[WRITTEN PROBLEM] Transcribe the whole listing below without changing a word, but leave out every image.

[Items from a data source]
+++

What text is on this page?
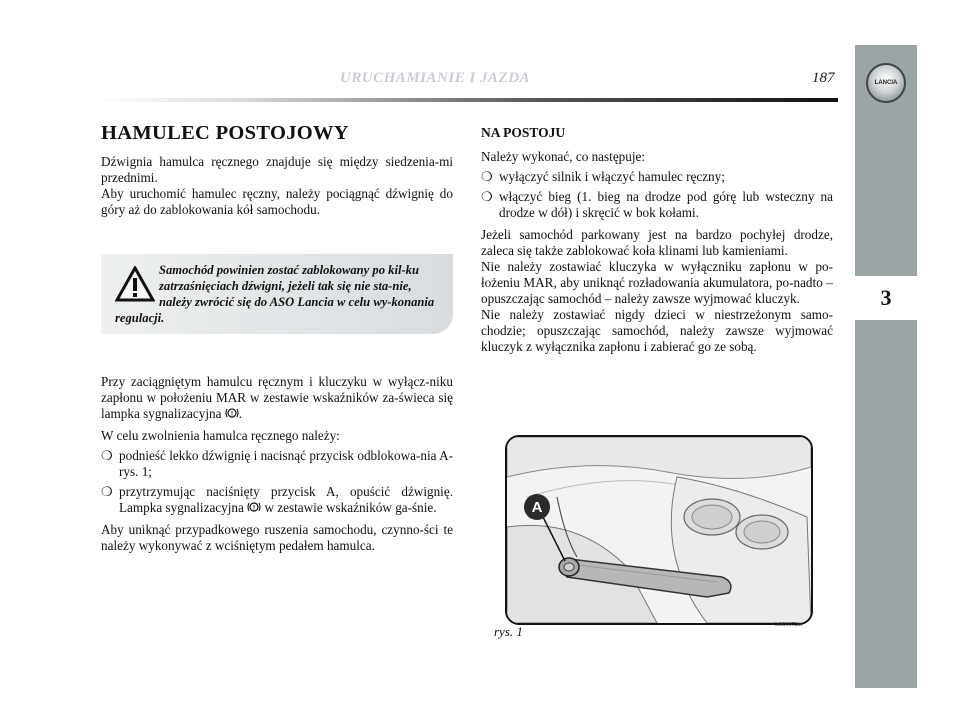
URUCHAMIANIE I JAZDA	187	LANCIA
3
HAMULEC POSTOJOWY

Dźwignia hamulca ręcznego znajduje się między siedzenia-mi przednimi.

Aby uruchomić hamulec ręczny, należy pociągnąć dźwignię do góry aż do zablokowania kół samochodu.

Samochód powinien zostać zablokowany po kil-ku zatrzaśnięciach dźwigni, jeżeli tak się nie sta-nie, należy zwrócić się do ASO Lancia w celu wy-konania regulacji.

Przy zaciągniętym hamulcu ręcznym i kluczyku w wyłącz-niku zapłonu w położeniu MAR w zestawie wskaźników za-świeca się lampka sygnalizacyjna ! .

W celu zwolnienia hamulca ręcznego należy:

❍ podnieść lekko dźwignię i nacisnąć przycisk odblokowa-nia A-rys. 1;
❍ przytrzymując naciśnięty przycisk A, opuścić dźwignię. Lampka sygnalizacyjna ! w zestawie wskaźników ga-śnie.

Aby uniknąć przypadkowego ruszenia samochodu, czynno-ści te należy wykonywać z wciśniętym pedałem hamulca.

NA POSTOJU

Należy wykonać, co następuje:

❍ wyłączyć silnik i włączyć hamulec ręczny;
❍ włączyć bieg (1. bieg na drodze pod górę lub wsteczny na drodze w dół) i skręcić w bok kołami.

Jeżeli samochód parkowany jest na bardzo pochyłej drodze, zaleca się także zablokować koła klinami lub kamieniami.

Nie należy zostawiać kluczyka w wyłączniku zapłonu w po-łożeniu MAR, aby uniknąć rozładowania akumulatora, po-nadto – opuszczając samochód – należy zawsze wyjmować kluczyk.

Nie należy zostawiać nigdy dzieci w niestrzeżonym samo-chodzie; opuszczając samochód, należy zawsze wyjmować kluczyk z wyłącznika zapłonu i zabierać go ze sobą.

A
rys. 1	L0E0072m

+++

[FINISHED ANSWER]
What text is on this page?
URUCHAMIANIE I JAZDA	187	LANCIA
3
HAMULEC POSTOJOWY

Dźwignia hamulca ręcznego znajduje się między siedzenia-mi przednimi.

Aby uruchomić hamulec ręczny, należy pociągnąć dźwignię do góry aż do zablokowania kół samochodu.

Samochód powinien zostać zablokowany po kil-ku zatrzaśnięciach dźwigni, jeżeli tak się nie sta-nie, należy zwrócić się do ASO Lancia w celu wy-konania regulacji.

Przy zaciągniętym hamulcu ręcznym i kluczyku w wyłącz-niku zapłonu w położeniu MAR w zestawie wskaźników za-świeca się lampka sygnalizacyjna ! .

W celu zwolnienia hamulca ręcznego należy:

❍ podnieść lekko dźwignię i nacisnąć przycisk odblokowa-nia A-rys. 1;
❍ przytrzymując naciśnięty przycisk A, opuścić dźwignię. Lampka sygnalizacyjna ! w zestawie wskaźników ga-śnie.

Aby uniknąć przypadkowego ruszenia samochodu, czynno-ści te należy wykonywać z wciśniętym pedałem hamulca.

NA POSTOJU

Należy wykonać, co następuje:

❍ wyłączyć silnik i włączyć hamulec ręczny;
❍ włączyć bieg (1. bieg na drodze pod górę lub wsteczny na drodze w dół) i skręcić w bok kołami.

Jeżeli samochód parkowany jest na bardzo pochyłej drodze, zaleca się także zablokować koła klinami lub kamieniami.

Nie należy zostawiać kluczyka w wyłączniku zapłonu w po-łożeniu MAR, aby uniknąć rozładowania akumulatora, po-nadto – opuszczając samochód – należy zawsze wyjmować kluczyk.

Nie należy zostawiać nigdy dzieci w niestrzeżonym samo-chodzie; opuszczając samochód, należy zawsze wyjmować kluczyk z wyłącznika zapłonu i zabierać go ze sobą.

A
rys. 1	L0E0072m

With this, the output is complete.